§ **PROBLEM DESCRIPTION**:
Copy out all the lines in the records that include the word "into".

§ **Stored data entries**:
........
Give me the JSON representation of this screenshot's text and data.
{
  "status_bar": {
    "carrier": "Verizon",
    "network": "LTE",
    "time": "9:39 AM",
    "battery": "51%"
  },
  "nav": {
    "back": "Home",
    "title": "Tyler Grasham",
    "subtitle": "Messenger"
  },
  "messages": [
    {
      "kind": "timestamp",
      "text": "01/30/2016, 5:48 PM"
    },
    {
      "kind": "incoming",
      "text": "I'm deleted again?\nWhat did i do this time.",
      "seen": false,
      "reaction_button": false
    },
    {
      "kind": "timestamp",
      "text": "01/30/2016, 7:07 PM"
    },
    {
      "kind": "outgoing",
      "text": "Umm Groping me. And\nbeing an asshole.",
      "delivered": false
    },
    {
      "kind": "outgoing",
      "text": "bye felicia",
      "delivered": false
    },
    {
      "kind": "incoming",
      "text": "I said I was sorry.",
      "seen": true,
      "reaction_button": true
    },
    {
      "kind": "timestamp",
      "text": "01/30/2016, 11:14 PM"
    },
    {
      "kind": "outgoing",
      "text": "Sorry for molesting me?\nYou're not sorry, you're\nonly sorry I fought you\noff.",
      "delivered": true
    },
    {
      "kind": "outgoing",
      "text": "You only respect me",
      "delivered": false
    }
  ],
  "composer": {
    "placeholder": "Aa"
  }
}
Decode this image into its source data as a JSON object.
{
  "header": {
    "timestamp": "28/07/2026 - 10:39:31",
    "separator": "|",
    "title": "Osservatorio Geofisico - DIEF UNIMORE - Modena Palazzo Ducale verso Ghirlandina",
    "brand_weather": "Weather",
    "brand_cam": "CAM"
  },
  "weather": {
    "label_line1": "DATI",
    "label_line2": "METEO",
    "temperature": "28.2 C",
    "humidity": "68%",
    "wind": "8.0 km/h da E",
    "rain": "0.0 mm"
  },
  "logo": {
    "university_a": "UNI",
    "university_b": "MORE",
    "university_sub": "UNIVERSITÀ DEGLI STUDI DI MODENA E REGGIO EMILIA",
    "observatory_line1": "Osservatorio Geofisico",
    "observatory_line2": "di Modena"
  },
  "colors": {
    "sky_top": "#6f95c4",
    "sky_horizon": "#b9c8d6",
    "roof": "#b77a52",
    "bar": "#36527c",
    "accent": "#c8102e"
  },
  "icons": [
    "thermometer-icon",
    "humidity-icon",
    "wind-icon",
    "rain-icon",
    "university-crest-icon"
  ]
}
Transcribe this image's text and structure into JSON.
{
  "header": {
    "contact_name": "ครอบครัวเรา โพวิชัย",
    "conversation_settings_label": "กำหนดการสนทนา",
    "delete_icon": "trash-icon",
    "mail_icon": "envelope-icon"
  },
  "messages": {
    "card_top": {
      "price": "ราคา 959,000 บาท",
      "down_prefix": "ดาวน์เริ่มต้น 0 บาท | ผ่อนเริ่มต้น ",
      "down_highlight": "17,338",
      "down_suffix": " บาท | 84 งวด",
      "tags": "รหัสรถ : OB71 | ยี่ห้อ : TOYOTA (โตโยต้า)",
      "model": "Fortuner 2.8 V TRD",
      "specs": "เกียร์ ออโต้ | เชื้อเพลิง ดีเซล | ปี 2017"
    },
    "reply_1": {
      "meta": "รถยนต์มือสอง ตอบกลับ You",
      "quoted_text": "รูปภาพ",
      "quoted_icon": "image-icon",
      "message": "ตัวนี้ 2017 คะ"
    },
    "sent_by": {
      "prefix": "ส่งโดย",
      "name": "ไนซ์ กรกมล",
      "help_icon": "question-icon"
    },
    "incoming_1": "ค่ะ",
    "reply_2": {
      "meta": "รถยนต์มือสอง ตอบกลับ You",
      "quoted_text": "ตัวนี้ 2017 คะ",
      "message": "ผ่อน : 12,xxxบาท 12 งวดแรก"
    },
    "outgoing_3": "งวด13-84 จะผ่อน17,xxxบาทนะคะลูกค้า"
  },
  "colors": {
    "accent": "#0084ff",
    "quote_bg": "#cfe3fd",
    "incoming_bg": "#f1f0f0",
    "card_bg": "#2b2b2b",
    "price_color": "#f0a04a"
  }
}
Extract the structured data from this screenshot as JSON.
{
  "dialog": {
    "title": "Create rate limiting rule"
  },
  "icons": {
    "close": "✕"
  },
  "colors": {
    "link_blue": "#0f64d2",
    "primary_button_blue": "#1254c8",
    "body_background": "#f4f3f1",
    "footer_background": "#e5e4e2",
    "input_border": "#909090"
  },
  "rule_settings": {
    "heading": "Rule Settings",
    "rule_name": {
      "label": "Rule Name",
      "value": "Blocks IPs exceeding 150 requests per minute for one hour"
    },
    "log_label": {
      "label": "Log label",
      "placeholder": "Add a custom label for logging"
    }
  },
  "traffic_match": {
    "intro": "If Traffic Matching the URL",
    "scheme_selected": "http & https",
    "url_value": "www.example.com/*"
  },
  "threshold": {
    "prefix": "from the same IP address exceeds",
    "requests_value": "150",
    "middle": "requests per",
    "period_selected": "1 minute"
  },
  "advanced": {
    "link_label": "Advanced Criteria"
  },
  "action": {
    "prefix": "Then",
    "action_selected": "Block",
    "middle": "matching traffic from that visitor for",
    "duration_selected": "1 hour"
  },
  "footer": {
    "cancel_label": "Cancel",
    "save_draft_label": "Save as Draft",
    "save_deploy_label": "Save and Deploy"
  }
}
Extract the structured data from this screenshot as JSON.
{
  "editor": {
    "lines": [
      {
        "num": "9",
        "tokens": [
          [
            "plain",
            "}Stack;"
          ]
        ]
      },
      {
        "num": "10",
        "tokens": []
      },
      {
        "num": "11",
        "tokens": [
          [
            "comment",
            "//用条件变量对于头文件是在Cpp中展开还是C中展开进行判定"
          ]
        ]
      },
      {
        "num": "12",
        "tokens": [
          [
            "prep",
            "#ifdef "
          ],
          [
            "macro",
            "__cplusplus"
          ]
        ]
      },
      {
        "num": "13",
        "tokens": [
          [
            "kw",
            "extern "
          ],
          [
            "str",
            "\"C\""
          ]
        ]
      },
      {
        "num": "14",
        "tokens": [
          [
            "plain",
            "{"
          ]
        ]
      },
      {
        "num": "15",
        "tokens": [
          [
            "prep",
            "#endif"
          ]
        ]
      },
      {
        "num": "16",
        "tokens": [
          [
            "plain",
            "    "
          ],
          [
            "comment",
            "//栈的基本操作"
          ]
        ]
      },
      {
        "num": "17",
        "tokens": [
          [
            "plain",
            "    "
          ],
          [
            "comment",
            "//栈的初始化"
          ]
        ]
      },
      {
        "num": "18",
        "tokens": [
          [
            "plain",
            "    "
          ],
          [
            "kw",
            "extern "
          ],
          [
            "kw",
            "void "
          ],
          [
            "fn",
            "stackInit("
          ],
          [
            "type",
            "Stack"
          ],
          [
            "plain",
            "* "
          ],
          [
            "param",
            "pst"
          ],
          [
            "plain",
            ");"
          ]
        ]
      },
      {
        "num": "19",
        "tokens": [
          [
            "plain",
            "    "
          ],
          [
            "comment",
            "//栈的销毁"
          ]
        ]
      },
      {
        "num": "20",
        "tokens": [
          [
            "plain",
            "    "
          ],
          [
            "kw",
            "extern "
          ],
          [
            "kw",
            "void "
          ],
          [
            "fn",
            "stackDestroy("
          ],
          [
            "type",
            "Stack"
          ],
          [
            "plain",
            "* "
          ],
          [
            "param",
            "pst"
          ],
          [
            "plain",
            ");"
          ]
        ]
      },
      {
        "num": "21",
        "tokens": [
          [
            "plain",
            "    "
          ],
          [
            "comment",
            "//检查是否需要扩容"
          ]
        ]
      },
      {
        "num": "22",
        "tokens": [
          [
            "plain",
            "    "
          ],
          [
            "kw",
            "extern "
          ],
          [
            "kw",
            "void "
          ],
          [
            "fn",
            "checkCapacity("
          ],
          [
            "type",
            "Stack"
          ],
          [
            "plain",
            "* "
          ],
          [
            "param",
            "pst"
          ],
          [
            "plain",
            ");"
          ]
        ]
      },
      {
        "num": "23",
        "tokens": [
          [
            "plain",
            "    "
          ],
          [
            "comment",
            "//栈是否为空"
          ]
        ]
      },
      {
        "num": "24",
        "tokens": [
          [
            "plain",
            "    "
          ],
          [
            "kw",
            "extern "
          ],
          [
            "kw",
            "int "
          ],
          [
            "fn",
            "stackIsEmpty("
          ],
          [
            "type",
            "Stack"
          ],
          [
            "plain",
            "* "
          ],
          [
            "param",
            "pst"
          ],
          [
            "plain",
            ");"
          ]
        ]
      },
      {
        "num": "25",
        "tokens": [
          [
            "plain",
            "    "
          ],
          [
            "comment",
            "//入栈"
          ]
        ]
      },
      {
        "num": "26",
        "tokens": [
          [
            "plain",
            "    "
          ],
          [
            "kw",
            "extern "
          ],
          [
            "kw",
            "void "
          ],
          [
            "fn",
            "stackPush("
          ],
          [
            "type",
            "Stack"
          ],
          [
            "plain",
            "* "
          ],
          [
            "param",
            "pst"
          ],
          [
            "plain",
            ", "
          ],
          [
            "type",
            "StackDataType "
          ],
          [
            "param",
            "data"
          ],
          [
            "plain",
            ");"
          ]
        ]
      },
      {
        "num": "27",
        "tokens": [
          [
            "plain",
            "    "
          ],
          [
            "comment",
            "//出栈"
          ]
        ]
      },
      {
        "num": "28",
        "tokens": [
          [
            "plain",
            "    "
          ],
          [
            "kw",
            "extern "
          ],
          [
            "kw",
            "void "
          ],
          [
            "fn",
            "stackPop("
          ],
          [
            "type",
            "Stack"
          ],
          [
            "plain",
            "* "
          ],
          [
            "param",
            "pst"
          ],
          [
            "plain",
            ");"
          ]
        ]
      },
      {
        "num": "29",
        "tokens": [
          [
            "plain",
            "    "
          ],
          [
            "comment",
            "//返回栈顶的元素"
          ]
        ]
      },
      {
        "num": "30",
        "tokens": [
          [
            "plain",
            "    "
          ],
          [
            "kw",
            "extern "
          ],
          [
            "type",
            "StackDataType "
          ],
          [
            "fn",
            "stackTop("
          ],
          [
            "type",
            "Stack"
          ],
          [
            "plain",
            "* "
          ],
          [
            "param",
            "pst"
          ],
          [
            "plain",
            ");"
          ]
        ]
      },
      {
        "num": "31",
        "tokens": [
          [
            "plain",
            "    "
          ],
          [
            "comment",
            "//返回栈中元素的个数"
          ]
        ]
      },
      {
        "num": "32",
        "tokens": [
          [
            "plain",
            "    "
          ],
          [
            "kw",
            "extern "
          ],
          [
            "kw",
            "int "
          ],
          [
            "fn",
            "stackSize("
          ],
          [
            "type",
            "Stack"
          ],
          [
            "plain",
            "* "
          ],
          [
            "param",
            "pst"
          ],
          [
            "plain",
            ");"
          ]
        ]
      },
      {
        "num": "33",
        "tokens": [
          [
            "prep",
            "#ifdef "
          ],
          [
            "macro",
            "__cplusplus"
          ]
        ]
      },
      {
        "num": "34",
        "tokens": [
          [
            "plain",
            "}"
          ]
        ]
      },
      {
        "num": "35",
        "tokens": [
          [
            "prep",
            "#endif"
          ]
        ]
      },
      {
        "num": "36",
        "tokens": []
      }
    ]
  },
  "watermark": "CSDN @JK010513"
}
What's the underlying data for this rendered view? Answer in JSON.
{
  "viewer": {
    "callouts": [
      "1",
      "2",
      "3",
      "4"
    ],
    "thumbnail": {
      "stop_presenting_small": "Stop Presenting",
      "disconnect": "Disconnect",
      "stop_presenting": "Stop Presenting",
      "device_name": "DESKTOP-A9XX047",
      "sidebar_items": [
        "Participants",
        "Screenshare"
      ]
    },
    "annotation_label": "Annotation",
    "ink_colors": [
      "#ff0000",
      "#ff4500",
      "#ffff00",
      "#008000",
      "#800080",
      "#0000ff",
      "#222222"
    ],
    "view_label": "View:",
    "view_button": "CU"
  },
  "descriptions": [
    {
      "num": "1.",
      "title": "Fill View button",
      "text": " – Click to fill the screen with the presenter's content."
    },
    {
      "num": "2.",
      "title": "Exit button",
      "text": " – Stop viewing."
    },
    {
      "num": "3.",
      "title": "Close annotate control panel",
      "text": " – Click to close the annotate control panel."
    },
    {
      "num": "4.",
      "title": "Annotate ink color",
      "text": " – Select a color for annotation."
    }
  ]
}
........
§ **RESULT BELOW**:
Decode this image into its source data as a JSON object.
Transcribe this image's text and structure into JSON.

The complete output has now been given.